● EXERCISE BRIEF
Extract exactly and only the lines from the one containing "What's the underlying" through the end of the entries below. Pictures should not appear in the copy.

● RECORDED INFORMATION
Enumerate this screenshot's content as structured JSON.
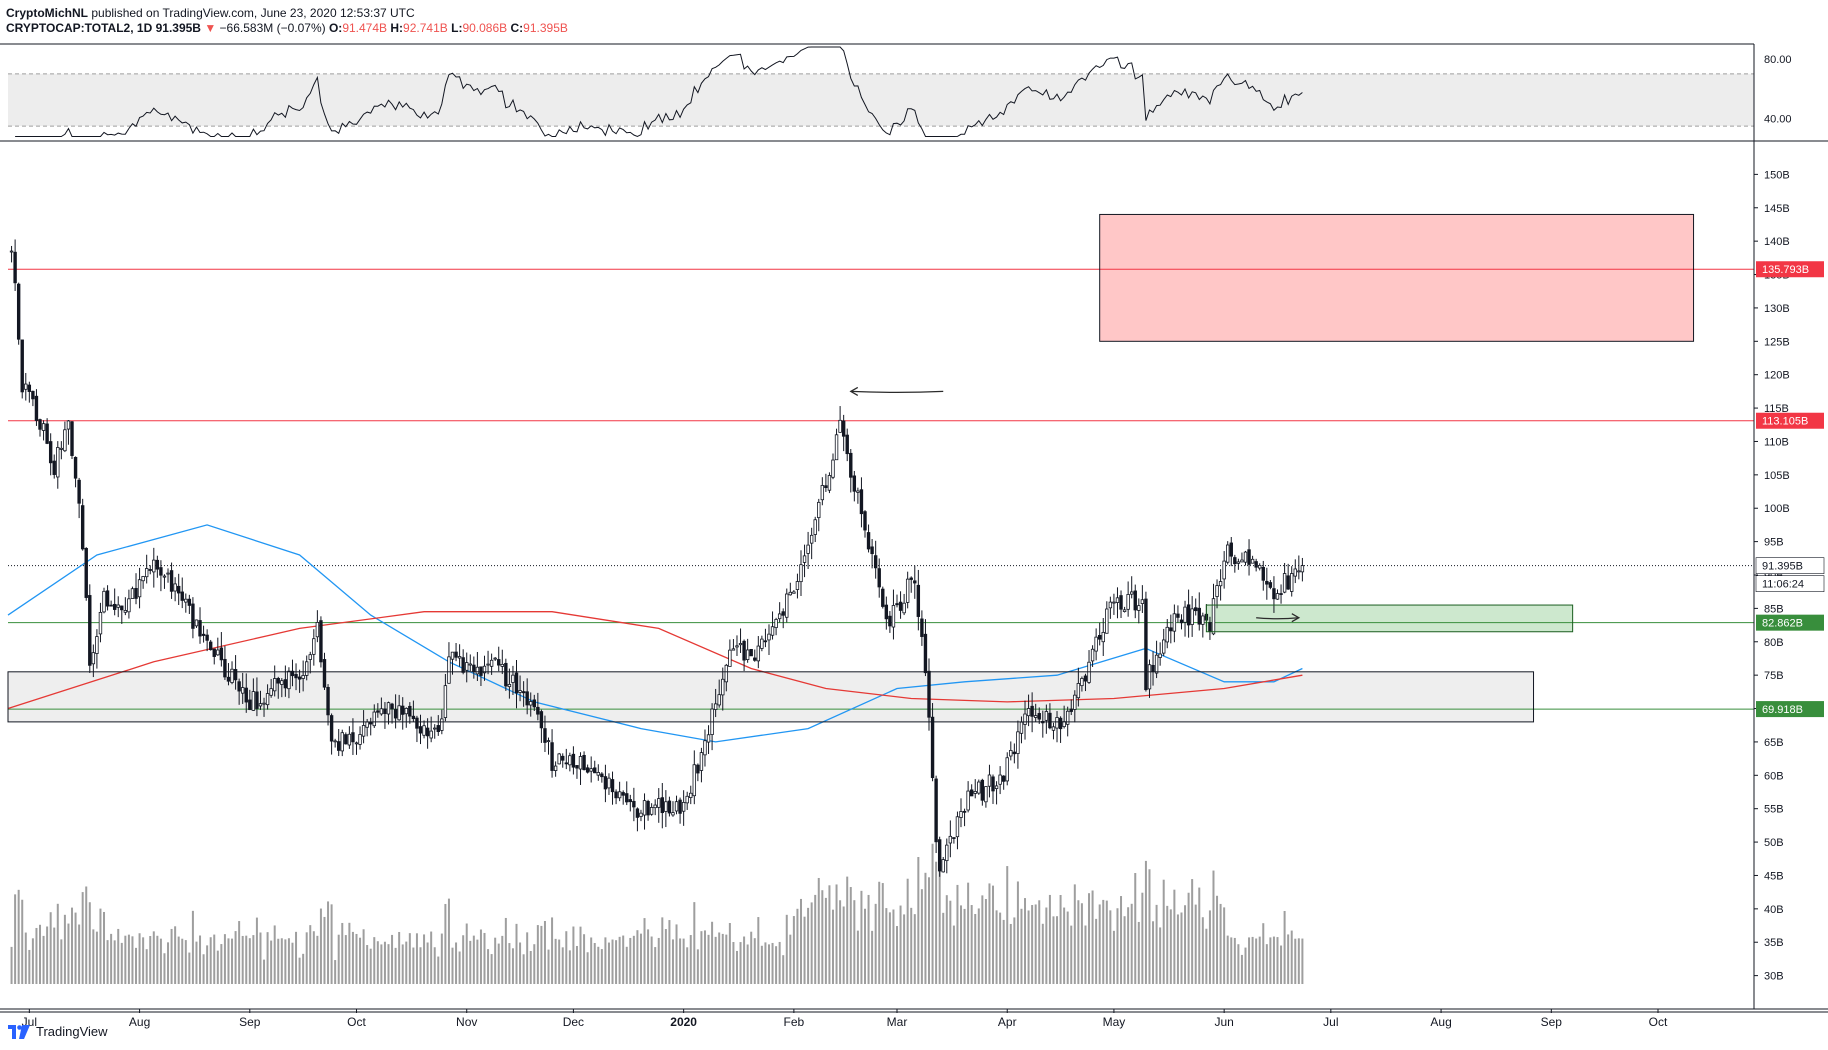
{
  "header": {
    "author": "CryptoMichNL",
    "published_text": "published on TradingView.com, June 23, 2020 12:53:37 UTC",
    "symbol": "CRYPTOCAP:TOTAL2, 1D",
    "last": "91.395B",
    "change_arrow": "▼",
    "change": "−66.583M (−0.07%)",
    "open_label": "O:",
    "open": "91.474B",
    "high_label": "H:",
    "high": "92.741B",
    "low_label": "L:",
    "low": "90.086B",
    "close_label": "C:",
    "close": "91.395B"
  },
  "footer": {
    "brand": "TradingView",
    "logo_icon": "tradingview-logo-icon"
  },
  "colors": {
    "resistance_line": "#f23645",
    "support_line": "#388e3c",
    "resistance_zone": "#ffc1c1",
    "support_zone": "#c8e6c9",
    "range_zone": "#e8e8e8",
    "ma_blue": "#2196f3",
    "ma_red": "#e53935"
  },
  "chart_data": [
    {
      "type": "candlestick",
      "panel": "price",
      "y_unit": "B",
      "ylim": [
        25,
        155
      ],
      "y_ticks": [
        "30B",
        "35B",
        "40B",
        "45B",
        "50B",
        "55B",
        "60B",
        "65B",
        "70B",
        "75B",
        "80B",
        "85B",
        "90B",
        "95B",
        "100B",
        "105B",
        "110B",
        "115B",
        "120B",
        "125B",
        "130B",
        "135B",
        "140B",
        "145B",
        "150B"
      ],
      "y_tick_values": [
        30,
        35,
        40,
        45,
        50,
        55,
        60,
        65,
        70,
        75,
        80,
        85,
        90,
        95,
        100,
        105,
        110,
        115,
        120,
        125,
        130,
        135,
        140,
        145,
        150
      ],
      "x_ticks": [
        "Jul",
        "Aug",
        "Sep",
        "Oct",
        "Nov",
        "Dec",
        "2020",
        "Feb",
        "Mar",
        "Apr",
        "May",
        "Jun",
        "Jul",
        "Aug",
        "Sep",
        "Oct"
      ],
      "x_tick_dates": [
        "2019-07-01",
        "2019-08-01",
        "2019-09-01",
        "2019-10-01",
        "2019-11-01",
        "2019-12-01",
        "2020-01-01",
        "2020-02-01",
        "2020-03-01",
        "2020-04-01",
        "2020-05-01",
        "2020-06-01",
        "2020-07-01",
        "2020-08-01",
        "2020-09-01",
        "2020-10-01"
      ],
      "x_range": [
        "2019-06-25",
        "2020-10-28"
      ],
      "anchors": [
        {
          "date": "2019-06-26",
          "close": 140
        },
        {
          "date": "2019-06-29",
          "close": 118
        },
        {
          "date": "2019-07-04",
          "close": 113
        },
        {
          "date": "2019-07-08",
          "close": 106
        },
        {
          "date": "2019-07-12",
          "close": 114
        },
        {
          "date": "2019-07-16",
          "close": 95
        },
        {
          "date": "2019-07-18",
          "close": 77
        },
        {
          "date": "2019-07-22",
          "close": 87
        },
        {
          "date": "2019-07-28",
          "close": 85
        },
        {
          "date": "2019-08-06",
          "close": 92
        },
        {
          "date": "2019-08-14",
          "close": 85
        },
        {
          "date": "2019-08-20",
          "close": 79
        },
        {
          "date": "2019-08-25",
          "close": 76
        },
        {
          "date": "2019-09-01",
          "close": 71
        },
        {
          "date": "2019-09-08",
          "close": 73
        },
        {
          "date": "2019-09-16",
          "close": 75
        },
        {
          "date": "2019-09-20",
          "close": 83
        },
        {
          "date": "2019-09-24",
          "close": 64
        },
        {
          "date": "2019-10-01",
          "close": 66
        },
        {
          "date": "2019-10-10",
          "close": 70
        },
        {
          "date": "2019-10-24",
          "close": 66
        },
        {
          "date": "2019-10-27",
          "close": 77
        },
        {
          "date": "2019-11-05",
          "close": 76
        },
        {
          "date": "2019-11-10",
          "close": 76
        },
        {
          "date": "2019-11-20",
          "close": 70
        },
        {
          "date": "2019-11-25",
          "close": 62
        },
        {
          "date": "2019-12-05",
          "close": 62
        },
        {
          "date": "2019-12-18",
          "close": 55
        },
        {
          "date": "2019-12-31",
          "close": 55
        },
        {
          "date": "2020-01-07",
          "close": 64
        },
        {
          "date": "2020-01-14",
          "close": 80
        },
        {
          "date": "2020-01-20",
          "close": 78
        },
        {
          "date": "2020-01-30",
          "close": 86
        },
        {
          "date": "2020-02-06",
          "close": 96
        },
        {
          "date": "2020-02-14",
          "close": 112
        },
        {
          "date": "2020-02-20",
          "close": 100
        },
        {
          "date": "2020-02-27",
          "close": 82
        },
        {
          "date": "2020-03-06",
          "close": 90
        },
        {
          "date": "2020-03-09",
          "close": 76
        },
        {
          "date": "2020-03-12",
          "close": 50
        },
        {
          "date": "2020-03-13",
          "close": 46
        },
        {
          "date": "2020-03-20",
          "close": 56
        },
        {
          "date": "2020-03-31",
          "close": 60
        },
        {
          "date": "2020-04-07",
          "close": 70
        },
        {
          "date": "2020-04-16",
          "close": 68
        },
        {
          "date": "2020-04-23",
          "close": 74
        },
        {
          "date": "2020-04-30",
          "close": 86
        },
        {
          "date": "2020-05-09",
          "close": 86
        },
        {
          "date": "2020-05-10",
          "close": 74
        },
        {
          "date": "2020-05-18",
          "close": 84
        },
        {
          "date": "2020-05-28",
          "close": 83
        },
        {
          "date": "2020-06-02",
          "close": 93
        },
        {
          "date": "2020-06-10",
          "close": 92
        },
        {
          "date": "2020-06-14",
          "close": 87
        },
        {
          "date": "2020-06-23",
          "close": 91.4
        }
      ],
      "ma_blue": [
        {
          "date": "2019-06-25",
          "v": 84
        },
        {
          "date": "2019-07-20",
          "v": 93
        },
        {
          "date": "2019-08-20",
          "v": 97.5
        },
        {
          "date": "2019-09-15",
          "v": 93
        },
        {
          "date": "2019-10-05",
          "v": 84
        },
        {
          "date": "2019-10-27",
          "v": 77
        },
        {
          "date": "2019-11-20",
          "v": 71
        },
        {
          "date": "2019-12-20",
          "v": 67
        },
        {
          "date": "2020-01-10",
          "v": 65
        },
        {
          "date": "2020-02-05",
          "v": 67
        },
        {
          "date": "2020-03-01",
          "v": 73
        },
        {
          "date": "2020-03-20",
          "v": 74
        },
        {
          "date": "2020-04-15",
          "v": 75
        },
        {
          "date": "2020-05-10",
          "v": 79
        },
        {
          "date": "2020-06-01",
          "v": 74
        },
        {
          "date": "2020-06-15",
          "v": 74
        },
        {
          "date": "2020-06-23",
          "v": 76
        }
      ],
      "ma_red": [
        {
          "date": "2019-06-25",
          "v": 70
        },
        {
          "date": "2019-08-05",
          "v": 77
        },
        {
          "date": "2019-09-15",
          "v": 82
        },
        {
          "date": "2019-10-20",
          "v": 84.5
        },
        {
          "date": "2019-11-25",
          "v": 84.5
        },
        {
          "date": "2019-12-25",
          "v": 82
        },
        {
          "date": "2020-01-20",
          "v": 76
        },
        {
          "date": "2020-02-10",
          "v": 73
        },
        {
          "date": "2020-03-05",
          "v": 71.5
        },
        {
          "date": "2020-04-01",
          "v": 71
        },
        {
          "date": "2020-05-01",
          "v": 71.5
        },
        {
          "date": "2020-06-01",
          "v": 73
        },
        {
          "date": "2020-06-23",
          "v": 75
        }
      ],
      "horizontal_levels": [
        {
          "value": 135.793,
          "label": "135.793B",
          "kind": "resistance"
        },
        {
          "value": 113.105,
          "label": "113.105B",
          "kind": "resistance"
        },
        {
          "value": 82.862,
          "label": "82.862B",
          "kind": "support"
        },
        {
          "value": 69.918,
          "label": "69.918B",
          "kind": "support"
        }
      ],
      "zones": [
        {
          "kind": "resistance",
          "from_date": "2020-04-27",
          "to_date": "2020-10-11",
          "low": 125,
          "high": 144
        },
        {
          "kind": "support",
          "from_date": "2020-05-27",
          "to_date": "2020-09-07",
          "low": 81.5,
          "high": 85.5
        },
        {
          "kind": "range",
          "from_date": "2019-06-25",
          "to_date": "2020-08-27",
          "low": 68,
          "high": 75.5
        }
      ],
      "last_price": {
        "value": 91.395,
        "label": "91.395B"
      },
      "countdown": "11:06:24",
      "annotations": [
        {
          "kind": "arrow-left",
          "from_date": "2020-03-14",
          "to_date": "2020-02-17",
          "value": 117.5
        },
        {
          "kind": "arrow-right",
          "from_date": "2020-06-10",
          "to_date": "2020-06-22",
          "value": 83.6
        }
      ],
      "volume_scale": [
        0,
        100
      ]
    },
    {
      "type": "line",
      "panel": "rsi",
      "ylim": [
        25,
        90
      ],
      "y_ticks": [
        "80.00",
        "40.00"
      ],
      "y_tick_values": [
        80,
        40
      ],
      "band": [
        35,
        70
      ],
      "series": [
        {
          "values_source": "derived-from-price"
        }
      ]
    }
  ]
}
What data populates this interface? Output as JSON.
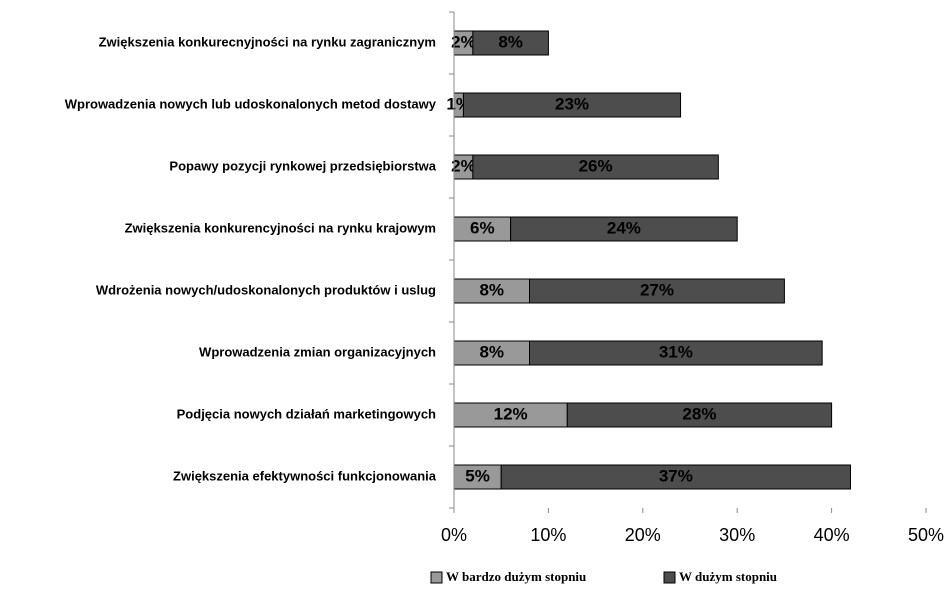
{
  "chart_data": {
    "type": "stacked-barh",
    "categories": [
      "Zwiększenia konkurecnyjności na rynku zagranicznym",
      "Wprowadzenia nowych lub udoskonalonych metod dostawy",
      "Popawy pozycji rynkowej przedsiębiorstwa",
      "Zwiększenia konkurencyjności na rynku krajowym",
      "Wdrożenia nowych/udoskonalonych produktów i uslug",
      "Wprowadzenia zmian organizacyjnych",
      "Podjęcia nowych działań marketingowych",
      "Zwiększenia efektywności funkcjonowania"
    ],
    "series": [
      {
        "name": "W bardzo dużym stopniu",
        "color": "#999999",
        "values": [
          2,
          1,
          2,
          6,
          8,
          8,
          12,
          5
        ],
        "value_labels": [
          "2%",
          "1%",
          "2%",
          "6%",
          "8%",
          "8%",
          "12%",
          "5%"
        ]
      },
      {
        "name": "W dużym stopniu",
        "color": "#4d4d4d",
        "values": [
          8,
          23,
          26,
          24,
          27,
          31,
          28,
          37
        ],
        "value_labels": [
          "8%",
          "23%",
          "26%",
          "24%",
          "27%",
          "31%",
          "28%",
          "37%"
        ]
      }
    ],
    "xlim": [
      0,
      50
    ],
    "xticks": [
      {
        "value": 0,
        "label": "0%"
      },
      {
        "value": 10,
        "label": "10%"
      },
      {
        "value": 20,
        "label": "20%"
      },
      {
        "value": 30,
        "label": "30%"
      },
      {
        "value": 40,
        "label": "40%"
      },
      {
        "value": 50,
        "label": "50%"
      }
    ],
    "legend": "bottom"
  }
}
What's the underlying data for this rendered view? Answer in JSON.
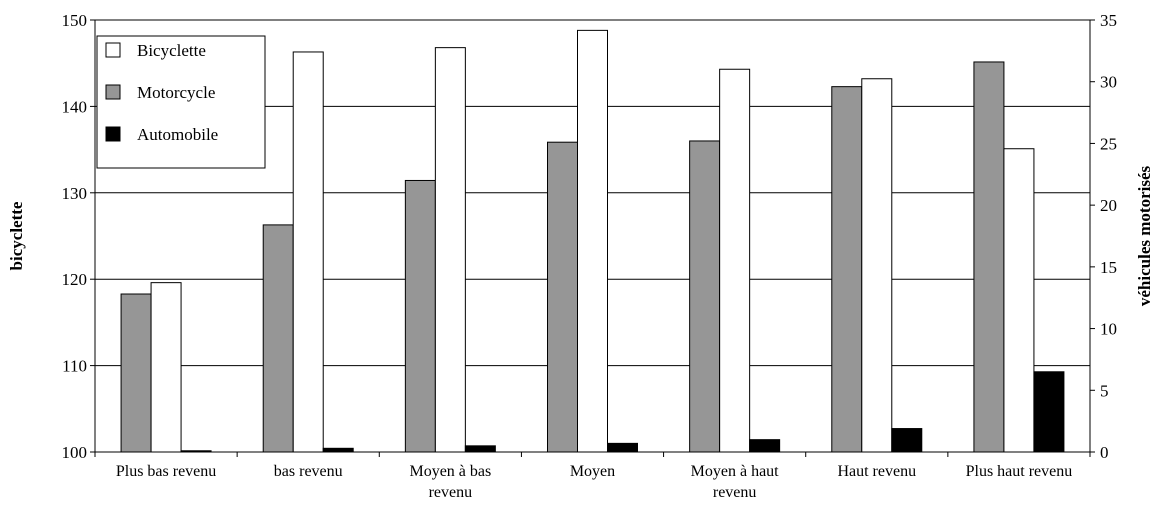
{
  "chart_data": {
    "type": "bar",
    "title": "",
    "categories": [
      [
        "Plus bas revenu"
      ],
      [
        "bas revenu"
      ],
      [
        "Moyen à bas",
        "revenu"
      ],
      [
        "Moyen"
      ],
      [
        "Moyen à haut",
        "revenu"
      ],
      [
        "Haut revenu"
      ],
      [
        "Plus haut revenu"
      ]
    ],
    "ylabel_left": "bicyclette",
    "ylabel_right": "véhicules motorisés",
    "ylim_left": [
      100,
      150
    ],
    "yticks_left": [
      100,
      110,
      120,
      130,
      140,
      150
    ],
    "ylim_right": [
      0,
      35
    ],
    "yticks_right": [
      0,
      5,
      10,
      15,
      20,
      25,
      30,
      35
    ],
    "grid": true,
    "legend_position": "top-left",
    "series": [
      {
        "name": "Motorcycle",
        "axis": "right",
        "color": "#969696",
        "values": [
          12.8,
          18.4,
          22.0,
          25.1,
          25.2,
          29.6,
          31.6
        ]
      },
      {
        "name": "Bicyclette",
        "axis": "left",
        "color": "#ffffff",
        "values": [
          119.6,
          146.3,
          146.8,
          148.8,
          144.3,
          143.2,
          135.1
        ]
      },
      {
        "name": "Automobile",
        "axis": "right",
        "color": "#000000",
        "values": [
          0.1,
          0.3,
          0.5,
          0.7,
          1.0,
          1.9,
          6.5
        ]
      }
    ],
    "legend": [
      {
        "name": "Bicyclette",
        "color": "#ffffff"
      },
      {
        "name": "Motorcycle",
        "color": "#969696"
      },
      {
        "name": "Automobile",
        "color": "#000000"
      }
    ]
  }
}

● RESULT
What's the underlying data for this rendered view? Answer in JSON.
{
  "chart_data": {
    "type": "bar",
    "title": "",
    "categories": [
      [
        "Plus bas revenu"
      ],
      [
        "bas revenu"
      ],
      [
        "Moyen à bas",
        "revenu"
      ],
      [
        "Moyen"
      ],
      [
        "Moyen à haut",
        "revenu"
      ],
      [
        "Haut revenu"
      ],
      [
        "Plus haut revenu"
      ]
    ],
    "ylabel_left": "bicyclette",
    "ylabel_right": "véhicules motorisés",
    "ylim_left": [
      100,
      150
    ],
    "yticks_left": [
      100,
      110,
      120,
      130,
      140,
      150
    ],
    "ylim_right": [
      0,
      35
    ],
    "yticks_right": [
      0,
      5,
      10,
      15,
      20,
      25,
      30,
      35
    ],
    "grid": true,
    "legend_position": "top-left",
    "series": [
      {
        "name": "Motorcycle",
        "axis": "right",
        "color": "#969696",
        "values": [
          12.8,
          18.4,
          22.0,
          25.1,
          25.2,
          29.6,
          31.6
        ]
      },
      {
        "name": "Bicyclette",
        "axis": "left",
        "color": "#ffffff",
        "values": [
          119.6,
          146.3,
          146.8,
          148.8,
          144.3,
          143.2,
          135.1
        ]
      },
      {
        "name": "Automobile",
        "axis": "right",
        "color": "#000000",
        "values": [
          0.1,
          0.3,
          0.5,
          0.7,
          1.0,
          1.9,
          6.5
        ]
      }
    ],
    "legend": [
      {
        "name": "Bicyclette",
        "color": "#ffffff"
      },
      {
        "name": "Motorcycle",
        "color": "#969696"
      },
      {
        "name": "Automobile",
        "color": "#000000"
      }
    ]
  }
}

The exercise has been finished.